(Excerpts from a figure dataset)
** START **

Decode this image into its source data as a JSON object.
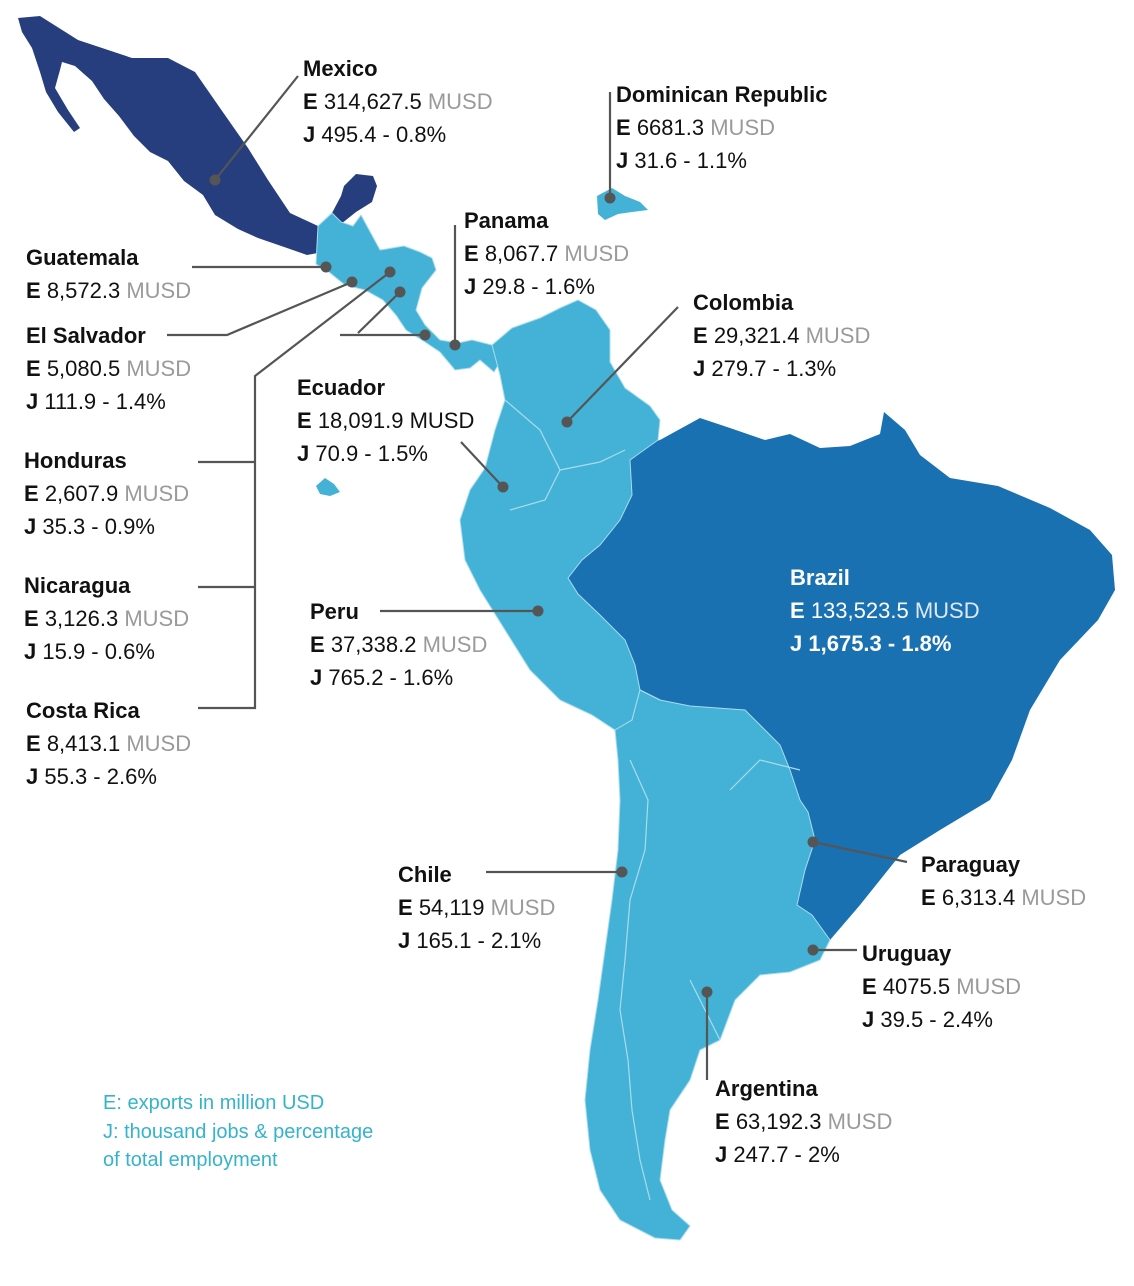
{
  "colors": {
    "mexico": "#263e7e",
    "brazil": "#1a71b2",
    "others": "#43b2d6",
    "border": "#a9dced",
    "leader": "#555555",
    "legend_text": "#35b3cc",
    "unit_text": "#9a9a9a"
  },
  "countries": [
    {
      "id": "mexico",
      "name": "Mexico",
      "exports": "314,627.5",
      "unit": "MUSD",
      "jobs": "495.4 - 0.8%"
    },
    {
      "id": "dominican-republic",
      "name": "Dominican Republic",
      "exports": "6681.3",
      "unit": "MUSD",
      "jobs": "31.6 - 1.1%"
    },
    {
      "id": "panama",
      "name": "Panama",
      "exports": "8,067.7",
      "unit": "MUSD",
      "jobs": "29.8 - 1.6%"
    },
    {
      "id": "guatemala",
      "name": "Guatemala",
      "exports": "8,572.3",
      "unit": "MUSD",
      "jobs": ""
    },
    {
      "id": "colombia",
      "name": "Colombia",
      "exports": "29,321.4",
      "unit": "MUSD",
      "jobs": "279.7 - 1.3%"
    },
    {
      "id": "el-salvador",
      "name": "El Salvador",
      "exports": "5,080.5",
      "unit": "MUSD",
      "jobs": "111.9 - 1.4%"
    },
    {
      "id": "ecuador",
      "name": "Ecuador",
      "exports": "18,091.9",
      "unit": "MUSD",
      "jobs": "70.9 - 1.5%"
    },
    {
      "id": "honduras",
      "name": "Honduras",
      "exports": "2,607.9",
      "unit": "MUSD",
      "jobs": "35.3 - 0.9%"
    },
    {
      "id": "brazil",
      "name": "Brazil",
      "exports": "133,523.5",
      "unit": "MUSD",
      "jobs": "1,675.3 - 1.8%"
    },
    {
      "id": "nicaragua",
      "name": "Nicaragua",
      "exports": "3,126.3",
      "unit": "MUSD",
      "jobs": "15.9 - 0.6%"
    },
    {
      "id": "peru",
      "name": "Peru",
      "exports": "37,338.2",
      "unit": "MUSD",
      "jobs": "765.2 - 1.6%"
    },
    {
      "id": "costa-rica",
      "name": "Costa Rica",
      "exports": "8,413.1",
      "unit": "MUSD",
      "jobs": "55.3 - 2.6%"
    },
    {
      "id": "paraguay",
      "name": "Paraguay",
      "exports": "6,313.4",
      "unit": "MUSD",
      "jobs": ""
    },
    {
      "id": "chile",
      "name": "Chile",
      "exports": "54,119",
      "unit": "MUSD",
      "jobs": "165.1 - 2.1%"
    },
    {
      "id": "uruguay",
      "name": "Uruguay",
      "exports": "4075.5",
      "unit": "MUSD",
      "jobs": "39.5 - 2.4%"
    },
    {
      "id": "argentina",
      "name": "Argentina",
      "exports": "63,192.3",
      "unit": "MUSD",
      "jobs": "247.7 - 2%"
    }
  ],
  "legend": {
    "line1": "E: exports in million USD",
    "line2": "J: thousand jobs & percentage",
    "line3": "of total employment"
  },
  "prefix": {
    "exports": "E",
    "jobs": "J"
  }
}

** END **

**TASK:**
Copy the entries above faithfully and omit every image.

**REPLY:**
Decode this image into its source data as a JSON object.
{
  "colors": {
    "mexico": "#263e7e",
    "brazil": "#1a71b2",
    "others": "#43b2d6",
    "border": "#a9dced",
    "leader": "#555555",
    "legend_text": "#35b3cc",
    "unit_text": "#9a9a9a"
  },
  "countries": [
    {
      "id": "mexico",
      "name": "Mexico",
      "exports": "314,627.5",
      "unit": "MUSD",
      "jobs": "495.4 - 0.8%"
    },
    {
      "id": "dominican-republic",
      "name": "Dominican Republic",
      "exports": "6681.3",
      "unit": "MUSD",
      "jobs": "31.6 - 1.1%"
    },
    {
      "id": "panama",
      "name": "Panama",
      "exports": "8,067.7",
      "unit": "MUSD",
      "jobs": "29.8 - 1.6%"
    },
    {
      "id": "guatemala",
      "name": "Guatemala",
      "exports": "8,572.3",
      "unit": "MUSD",
      "jobs": ""
    },
    {
      "id": "colombia",
      "name": "Colombia",
      "exports": "29,321.4",
      "unit": "MUSD",
      "jobs": "279.7 - 1.3%"
    },
    {
      "id": "el-salvador",
      "name": "El Salvador",
      "exports": "5,080.5",
      "unit": "MUSD",
      "jobs": "111.9 - 1.4%"
    },
    {
      "id": "ecuador",
      "name": "Ecuador",
      "exports": "18,091.9",
      "unit": "MUSD",
      "jobs": "70.9 - 1.5%"
    },
    {
      "id": "honduras",
      "name": "Honduras",
      "exports": "2,607.9",
      "unit": "MUSD",
      "jobs": "35.3 - 0.9%"
    },
    {
      "id": "brazil",
      "name": "Brazil",
      "exports": "133,523.5",
      "unit": "MUSD",
      "jobs": "1,675.3 - 1.8%"
    },
    {
      "id": "nicaragua",
      "name": "Nicaragua",
      "exports": "3,126.3",
      "unit": "MUSD",
      "jobs": "15.9 - 0.6%"
    },
    {
      "id": "peru",
      "name": "Peru",
      "exports": "37,338.2",
      "unit": "MUSD",
      "jobs": "765.2 - 1.6%"
    },
    {
      "id": "costa-rica",
      "name": "Costa Rica",
      "exports": "8,413.1",
      "unit": "MUSD",
      "jobs": "55.3 - 2.6%"
    },
    {
      "id": "paraguay",
      "name": "Paraguay",
      "exports": "6,313.4",
      "unit": "MUSD",
      "jobs": ""
    },
    {
      "id": "chile",
      "name": "Chile",
      "exports": "54,119",
      "unit": "MUSD",
      "jobs": "165.1 - 2.1%"
    },
    {
      "id": "uruguay",
      "name": "Uruguay",
      "exports": "4075.5",
      "unit": "MUSD",
      "jobs": "39.5 - 2.4%"
    },
    {
      "id": "argentina",
      "name": "Argentina",
      "exports": "63,192.3",
      "unit": "MUSD",
      "jobs": "247.7 - 2%"
    }
  ],
  "legend": {
    "line1": "E: exports in million USD",
    "line2": "J: thousand jobs & percentage",
    "line3": "of total employment"
  },
  "prefix": {
    "exports": "E",
    "jobs": "J"
  }
}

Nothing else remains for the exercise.